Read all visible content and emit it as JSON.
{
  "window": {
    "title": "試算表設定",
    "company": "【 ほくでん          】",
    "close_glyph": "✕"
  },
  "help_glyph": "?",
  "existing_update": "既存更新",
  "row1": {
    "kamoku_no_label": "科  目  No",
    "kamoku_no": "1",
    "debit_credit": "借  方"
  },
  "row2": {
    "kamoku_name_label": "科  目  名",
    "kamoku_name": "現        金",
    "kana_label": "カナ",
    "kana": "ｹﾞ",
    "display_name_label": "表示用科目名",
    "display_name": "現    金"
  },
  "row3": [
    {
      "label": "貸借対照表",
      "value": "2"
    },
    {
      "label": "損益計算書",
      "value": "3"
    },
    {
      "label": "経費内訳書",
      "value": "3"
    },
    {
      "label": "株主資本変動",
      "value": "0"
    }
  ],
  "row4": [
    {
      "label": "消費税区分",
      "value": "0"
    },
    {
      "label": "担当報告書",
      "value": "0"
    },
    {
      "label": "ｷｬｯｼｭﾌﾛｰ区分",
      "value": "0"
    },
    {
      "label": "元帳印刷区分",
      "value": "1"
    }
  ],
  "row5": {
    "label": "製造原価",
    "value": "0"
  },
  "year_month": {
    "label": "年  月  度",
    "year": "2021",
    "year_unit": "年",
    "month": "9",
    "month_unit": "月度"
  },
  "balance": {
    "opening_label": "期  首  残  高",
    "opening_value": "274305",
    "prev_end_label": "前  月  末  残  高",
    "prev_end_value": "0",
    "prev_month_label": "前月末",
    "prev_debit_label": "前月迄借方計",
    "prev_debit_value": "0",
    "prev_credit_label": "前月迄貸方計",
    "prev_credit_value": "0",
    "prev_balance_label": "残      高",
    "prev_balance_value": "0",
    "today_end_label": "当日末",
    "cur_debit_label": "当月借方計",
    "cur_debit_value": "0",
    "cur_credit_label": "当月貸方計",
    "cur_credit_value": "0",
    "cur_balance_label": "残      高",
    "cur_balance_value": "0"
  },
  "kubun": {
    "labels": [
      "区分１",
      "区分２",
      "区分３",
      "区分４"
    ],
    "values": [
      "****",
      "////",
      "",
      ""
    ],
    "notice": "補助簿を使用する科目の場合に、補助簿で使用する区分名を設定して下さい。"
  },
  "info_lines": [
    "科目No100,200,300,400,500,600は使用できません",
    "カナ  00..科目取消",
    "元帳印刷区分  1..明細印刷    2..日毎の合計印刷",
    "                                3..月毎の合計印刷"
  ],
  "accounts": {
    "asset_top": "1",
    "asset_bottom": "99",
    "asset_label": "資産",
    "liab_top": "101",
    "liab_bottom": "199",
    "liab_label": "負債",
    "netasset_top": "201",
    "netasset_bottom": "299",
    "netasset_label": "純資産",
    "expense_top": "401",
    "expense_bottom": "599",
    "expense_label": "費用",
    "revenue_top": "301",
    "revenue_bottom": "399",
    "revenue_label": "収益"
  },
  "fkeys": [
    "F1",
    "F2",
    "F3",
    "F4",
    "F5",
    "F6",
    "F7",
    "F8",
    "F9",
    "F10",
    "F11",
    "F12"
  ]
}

__________

» The exercise
Your task is to repeat the data exactly; please include every line.

» Result for this task
Read all visible content and emit it as JSON.
{
  "window": {
    "title": "試算表設定",
    "company": "【 ほくでん          】",
    "close_glyph": "✕"
  },
  "help_glyph": "?",
  "existing_update": "既存更新",
  "row1": {
    "kamoku_no_label": "科  目  No",
    "kamoku_no": "1",
    "debit_credit": "借  方"
  },
  "row2": {
    "kamoku_name_label": "科  目  名",
    "kamoku_name": "現        金",
    "kana_label": "カナ",
    "kana": "ｹﾞ",
    "display_name_label": "表示用科目名",
    "display_name": "現    金"
  },
  "row3": [
    {
      "label": "貸借対照表",
      "value": "2"
    },
    {
      "label": "損益計算書",
      "value": "3"
    },
    {
      "label": "経費内訳書",
      "value": "3"
    },
    {
      "label": "株主資本変動",
      "value": "0"
    }
  ],
  "row4": [
    {
      "label": "消費税区分",
      "value": "0"
    },
    {
      "label": "担当報告書",
      "value": "0"
    },
    {
      "label": "ｷｬｯｼｭﾌﾛｰ区分",
      "value": "0"
    },
    {
      "label": "元帳印刷区分",
      "value": "1"
    }
  ],
  "row5": {
    "label": "製造原価",
    "value": "0"
  },
  "year_month": {
    "label": "年  月  度",
    "year": "2021",
    "year_unit": "年",
    "month": "9",
    "month_unit": "月度"
  },
  "balance": {
    "opening_label": "期  首  残  高",
    "opening_value": "274305",
    "prev_end_label": "前  月  末  残  高",
    "prev_end_value": "0",
    "prev_month_label": "前月末",
    "prev_debit_label": "前月迄借方計",
    "prev_debit_value": "0",
    "prev_credit_label": "前月迄貸方計",
    "prev_credit_value": "0",
    "prev_balance_label": "残      高",
    "prev_balance_value": "0",
    "today_end_label": "当日末",
    "cur_debit_label": "当月借方計",
    "cur_debit_value": "0",
    "cur_credit_label": "当月貸方計",
    "cur_credit_value": "0",
    "cur_balance_label": "残      高",
    "cur_balance_value": "0"
  },
  "kubun": {
    "labels": [
      "区分１",
      "区分２",
      "区分３",
      "区分４"
    ],
    "values": [
      "****",
      "////",
      "",
      ""
    ],
    "notice": "補助簿を使用する科目の場合に、補助簿で使用する区分名を設定して下さい。"
  },
  "info_lines": [
    "科目No100,200,300,400,500,600は使用できません",
    "カナ  00..科目取消",
    "元帳印刷区分  1..明細印刷    2..日毎の合計印刷",
    "                                3..月毎の合計印刷"
  ],
  "accounts": {
    "asset_top": "1",
    "asset_bottom": "99",
    "asset_label": "資産",
    "liab_top": "101",
    "liab_bottom": "199",
    "liab_label": "負債",
    "netasset_top": "201",
    "netasset_bottom": "299",
    "netasset_label": "純資産",
    "expense_top": "401",
    "expense_bottom": "599",
    "expense_label": "費用",
    "revenue_top": "301",
    "revenue_bottom": "399",
    "revenue_label": "収益"
  },
  "fkeys": [
    "F1",
    "F2",
    "F3",
    "F4",
    "F5",
    "F6",
    "F7",
    "F8",
    "F9",
    "F10",
    "F11",
    "F12"
  ]
}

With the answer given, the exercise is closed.